-- START OF MATERIAL SHOWN --

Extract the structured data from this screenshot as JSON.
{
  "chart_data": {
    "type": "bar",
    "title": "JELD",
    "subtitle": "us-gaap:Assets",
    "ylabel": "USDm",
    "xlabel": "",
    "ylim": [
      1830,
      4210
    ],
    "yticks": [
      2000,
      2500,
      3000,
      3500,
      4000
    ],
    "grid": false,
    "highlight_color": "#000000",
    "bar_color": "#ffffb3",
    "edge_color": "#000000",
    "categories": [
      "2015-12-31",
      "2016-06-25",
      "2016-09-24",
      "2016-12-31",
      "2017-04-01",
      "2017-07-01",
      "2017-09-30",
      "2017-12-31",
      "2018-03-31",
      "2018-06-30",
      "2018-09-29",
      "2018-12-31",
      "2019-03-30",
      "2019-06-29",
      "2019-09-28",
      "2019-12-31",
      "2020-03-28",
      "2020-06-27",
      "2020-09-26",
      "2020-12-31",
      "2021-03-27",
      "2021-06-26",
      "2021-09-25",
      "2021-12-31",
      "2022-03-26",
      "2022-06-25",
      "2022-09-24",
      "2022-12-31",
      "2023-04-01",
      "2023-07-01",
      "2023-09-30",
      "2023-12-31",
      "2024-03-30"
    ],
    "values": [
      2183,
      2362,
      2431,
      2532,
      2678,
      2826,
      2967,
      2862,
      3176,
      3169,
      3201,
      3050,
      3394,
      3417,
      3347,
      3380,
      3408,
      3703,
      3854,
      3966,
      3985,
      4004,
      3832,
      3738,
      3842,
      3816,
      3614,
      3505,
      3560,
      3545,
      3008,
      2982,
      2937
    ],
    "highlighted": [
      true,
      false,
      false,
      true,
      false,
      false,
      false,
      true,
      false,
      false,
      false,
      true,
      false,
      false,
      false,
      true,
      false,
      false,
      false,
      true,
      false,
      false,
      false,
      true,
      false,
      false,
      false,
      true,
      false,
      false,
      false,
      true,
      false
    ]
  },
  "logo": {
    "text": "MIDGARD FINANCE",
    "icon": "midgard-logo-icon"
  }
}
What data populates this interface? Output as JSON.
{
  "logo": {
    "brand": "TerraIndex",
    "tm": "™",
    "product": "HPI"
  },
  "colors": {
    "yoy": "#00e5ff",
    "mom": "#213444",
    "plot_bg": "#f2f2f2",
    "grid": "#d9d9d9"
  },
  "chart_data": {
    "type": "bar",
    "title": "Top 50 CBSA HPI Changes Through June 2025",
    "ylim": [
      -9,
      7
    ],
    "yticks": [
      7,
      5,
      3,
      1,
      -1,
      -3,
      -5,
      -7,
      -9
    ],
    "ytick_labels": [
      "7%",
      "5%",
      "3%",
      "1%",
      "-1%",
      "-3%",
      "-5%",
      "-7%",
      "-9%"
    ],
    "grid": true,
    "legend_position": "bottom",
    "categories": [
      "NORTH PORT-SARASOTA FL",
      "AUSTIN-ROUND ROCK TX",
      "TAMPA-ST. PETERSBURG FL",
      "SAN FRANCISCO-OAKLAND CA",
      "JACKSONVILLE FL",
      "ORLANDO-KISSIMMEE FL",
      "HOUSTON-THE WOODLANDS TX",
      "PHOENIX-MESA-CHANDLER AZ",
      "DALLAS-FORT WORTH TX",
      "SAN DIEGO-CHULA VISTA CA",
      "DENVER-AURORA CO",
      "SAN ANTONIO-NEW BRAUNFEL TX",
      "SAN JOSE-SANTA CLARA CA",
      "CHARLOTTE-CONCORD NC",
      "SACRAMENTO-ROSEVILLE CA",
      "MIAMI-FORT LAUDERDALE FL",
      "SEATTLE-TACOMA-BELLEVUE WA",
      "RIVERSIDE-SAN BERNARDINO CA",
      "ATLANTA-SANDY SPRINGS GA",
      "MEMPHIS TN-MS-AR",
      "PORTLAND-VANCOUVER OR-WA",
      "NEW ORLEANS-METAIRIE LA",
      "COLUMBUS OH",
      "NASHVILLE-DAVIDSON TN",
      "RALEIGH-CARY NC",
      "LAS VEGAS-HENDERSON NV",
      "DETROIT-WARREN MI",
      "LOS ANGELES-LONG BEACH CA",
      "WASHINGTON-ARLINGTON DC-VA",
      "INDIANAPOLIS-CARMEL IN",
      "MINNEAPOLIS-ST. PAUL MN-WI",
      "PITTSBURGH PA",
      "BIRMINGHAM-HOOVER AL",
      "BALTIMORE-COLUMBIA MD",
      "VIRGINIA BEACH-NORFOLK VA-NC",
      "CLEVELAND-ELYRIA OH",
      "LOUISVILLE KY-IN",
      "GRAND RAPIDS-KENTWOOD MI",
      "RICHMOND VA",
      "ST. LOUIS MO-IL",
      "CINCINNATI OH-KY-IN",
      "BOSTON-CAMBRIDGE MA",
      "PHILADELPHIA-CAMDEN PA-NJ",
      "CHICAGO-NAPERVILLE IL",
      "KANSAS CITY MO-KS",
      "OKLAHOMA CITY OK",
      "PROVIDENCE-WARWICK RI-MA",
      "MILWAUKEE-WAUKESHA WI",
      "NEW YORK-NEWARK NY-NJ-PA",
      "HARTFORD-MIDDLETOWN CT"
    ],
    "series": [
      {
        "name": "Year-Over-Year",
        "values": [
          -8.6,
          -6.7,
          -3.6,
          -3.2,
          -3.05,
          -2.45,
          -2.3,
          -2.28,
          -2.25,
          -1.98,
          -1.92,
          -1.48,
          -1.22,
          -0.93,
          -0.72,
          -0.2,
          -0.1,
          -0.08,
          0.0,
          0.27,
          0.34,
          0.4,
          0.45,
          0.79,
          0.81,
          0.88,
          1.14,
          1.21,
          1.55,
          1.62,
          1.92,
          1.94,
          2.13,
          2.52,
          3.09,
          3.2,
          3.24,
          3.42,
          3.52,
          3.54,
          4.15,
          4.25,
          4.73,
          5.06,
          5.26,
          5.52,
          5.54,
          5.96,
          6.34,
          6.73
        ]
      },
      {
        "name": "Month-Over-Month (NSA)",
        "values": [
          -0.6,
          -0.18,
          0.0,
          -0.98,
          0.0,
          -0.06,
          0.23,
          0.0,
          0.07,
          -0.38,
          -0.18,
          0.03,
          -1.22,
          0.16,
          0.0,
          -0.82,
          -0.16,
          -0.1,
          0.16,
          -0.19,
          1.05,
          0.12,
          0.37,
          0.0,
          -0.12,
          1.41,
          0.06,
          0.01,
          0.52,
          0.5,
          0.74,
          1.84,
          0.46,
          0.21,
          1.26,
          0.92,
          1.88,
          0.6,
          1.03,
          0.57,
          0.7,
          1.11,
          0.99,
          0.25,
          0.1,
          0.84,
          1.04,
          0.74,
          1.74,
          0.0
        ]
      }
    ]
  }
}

-- END OF MATERIAL SHOWN --

> **WRITTEN REQUEST**:
Reproduce the material exactly, with every line intact.

> **TASK RESULT**:
Extract the structured data from this screenshot as JSON.
{
  "chart_data": {
    "type": "bar",
    "title": "JELD",
    "subtitle": "us-gaap:Assets",
    "ylabel": "USDm",
    "xlabel": "",
    "ylim": [
      1830,
      4210
    ],
    "yticks": [
      2000,
      2500,
      3000,
      3500,
      4000
    ],
    "grid": false,
    "highlight_color": "#000000",
    "bar_color": "#ffffb3",
    "edge_color": "#000000",
    "categories": [
      "2015-12-31",
      "2016-06-25",
      "2016-09-24",
      "2016-12-31",
      "2017-04-01",
      "2017-07-01",
      "2017-09-30",
      "2017-12-31",
      "2018-03-31",
      "2018-06-30",
      "2018-09-29",
      "2018-12-31",
      "2019-03-30",
      "2019-06-29",
      "2019-09-28",
      "2019-12-31",
      "2020-03-28",
      "2020-06-27",
      "2020-09-26",
      "2020-12-31",
      "2021-03-27",
      "2021-06-26",
      "2021-09-25",
      "2021-12-31",
      "2022-03-26",
      "2022-06-25",
      "2022-09-24",
      "2022-12-31",
      "2023-04-01",
      "2023-07-01",
      "2023-09-30",
      "2023-12-31",
      "2024-03-30"
    ],
    "values": [
      2183,
      2362,
      2431,
      2532,
      2678,
      2826,
      2967,
      2862,
      3176,
      3169,
      3201,
      3050,
      3394,
      3417,
      3347,
      3380,
      3408,
      3703,
      3854,
      3966,
      3985,
      4004,
      3832,
      3738,
      3842,
      3816,
      3614,
      3505,
      3560,
      3545,
      3008,
      2982,
      2937
    ],
    "highlighted": [
      true,
      false,
      false,
      true,
      false,
      false,
      false,
      true,
      false,
      false,
      false,
      true,
      false,
      false,
      false,
      true,
      false,
      false,
      false,
      true,
      false,
      false,
      false,
      true,
      false,
      false,
      false,
      true,
      false,
      false,
      false,
      true,
      false
    ]
  },
  "logo": {
    "text": "MIDGARD FINANCE",
    "icon": "midgard-logo-icon"
  }
}
What data populates this interface? Output as JSON.
{
  "logo": {
    "brand": "TerraIndex",
    "tm": "™",
    "product": "HPI"
  },
  "colors": {
    "yoy": "#00e5ff",
    "mom": "#213444",
    "plot_bg": "#f2f2f2",
    "grid": "#d9d9d9"
  },
  "chart_data": {
    "type": "bar",
    "title": "Top 50 CBSA HPI Changes Through June 2025",
    "ylim": [
      -9,
      7
    ],
    "yticks": [
      7,
      5,
      3,
      1,
      -1,
      -3,
      -5,
      -7,
      -9
    ],
    "ytick_labels": [
      "7%",
      "5%",
      "3%",
      "1%",
      "-1%",
      "-3%",
      "-5%",
      "-7%",
      "-9%"
    ],
    "grid": true,
    "legend_position": "bottom",
    "categories": [
      "NORTH PORT-SARASOTA FL",
      "AUSTIN-ROUND ROCK TX",
      "TAMPA-ST. PETERSBURG FL",
      "SAN FRANCISCO-OAKLAND CA",
      "JACKSONVILLE FL",
      "ORLANDO-KISSIMMEE FL",
      "HOUSTON-THE WOODLANDS TX",
      "PHOENIX-MESA-CHANDLER AZ",
      "DALLAS-FORT WORTH TX",
      "SAN DIEGO-CHULA VISTA CA",
      "DENVER-AURORA CO",
      "SAN ANTONIO-NEW BRAUNFEL TX",
      "SAN JOSE-SANTA CLARA CA",
      "CHARLOTTE-CONCORD NC",
      "SACRAMENTO-ROSEVILLE CA",
      "MIAMI-FORT LAUDERDALE FL",
      "SEATTLE-TACOMA-BELLEVUE WA",
      "RIVERSIDE-SAN BERNARDINO CA",
      "ATLANTA-SANDY SPRINGS GA",
      "MEMPHIS TN-MS-AR",
      "PORTLAND-VANCOUVER OR-WA",
      "NEW ORLEANS-METAIRIE LA",
      "COLUMBUS OH",
      "NASHVILLE-DAVIDSON TN",
      "RALEIGH-CARY NC",
      "LAS VEGAS-HENDERSON NV",
      "DETROIT-WARREN MI",
      "LOS ANGELES-LONG BEACH CA",
      "WASHINGTON-ARLINGTON DC-VA",
      "INDIANAPOLIS-CARMEL IN",
      "MINNEAPOLIS-ST. PAUL MN-WI",
      "PITTSBURGH PA",
      "BIRMINGHAM-HOOVER AL",
      "BALTIMORE-COLUMBIA MD",
      "VIRGINIA BEACH-NORFOLK VA-NC",
      "CLEVELAND-ELYRIA OH",
      "LOUISVILLE KY-IN",
      "GRAND RAPIDS-KENTWOOD MI",
      "RICHMOND VA",
      "ST. LOUIS MO-IL",
      "CINCINNATI OH-KY-IN",
      "BOSTON-CAMBRIDGE MA",
      "PHILADELPHIA-CAMDEN PA-NJ",
      "CHICAGO-NAPERVILLE IL",
      "KANSAS CITY MO-KS",
      "OKLAHOMA CITY OK",
      "PROVIDENCE-WARWICK RI-MA",
      "MILWAUKEE-WAUKESHA WI",
      "NEW YORK-NEWARK NY-NJ-PA",
      "HARTFORD-MIDDLETOWN CT"
    ],
    "series": [
      {
        "name": "Year-Over-Year",
        "values": [
          -8.6,
          -6.7,
          -3.6,
          -3.2,
          -3.05,
          -2.45,
          -2.3,
          -2.28,
          -2.25,
          -1.98,
          -1.92,
          -1.48,
          -1.22,
          -0.93,
          -0.72,
          -0.2,
          -0.1,
          -0.08,
          0.0,
          0.27,
          0.34,
          0.4,
          0.45,
          0.79,
          0.81,
          0.88,
          1.14,
          1.21,
          1.55,
          1.62,
          1.92,
          1.94,
          2.13,
          2.52,
          3.09,
          3.2,
          3.24,
          3.42,
          3.52,
          3.54,
          4.15,
          4.25,
          4.73,
          5.06,
          5.26,
          5.52,
          5.54,
          5.96,
          6.34,
          6.73
        ]
      },
      {
        "name": "Month-Over-Month (NSA)",
        "values": [
          -0.6,
          -0.18,
          0.0,
          -0.98,
          0.0,
          -0.06,
          0.23,
          0.0,
          0.07,
          -0.38,
          -0.18,
          0.03,
          -1.22,
          0.16,
          0.0,
          -0.82,
          -0.16,
          -0.1,
          0.16,
          -0.19,
          1.05,
          0.12,
          0.37,
          0.0,
          -0.12,
          1.41,
          0.06,
          0.01,
          0.52,
          0.5,
          0.74,
          1.84,
          0.46,
          0.21,
          1.26,
          0.92,
          1.88,
          0.6,
          1.03,
          0.57,
          0.7,
          1.11,
          0.99,
          0.25,
          0.1,
          0.84,
          1.04,
          0.74,
          1.74,
          0.0
        ]
      }
    ]
  }
}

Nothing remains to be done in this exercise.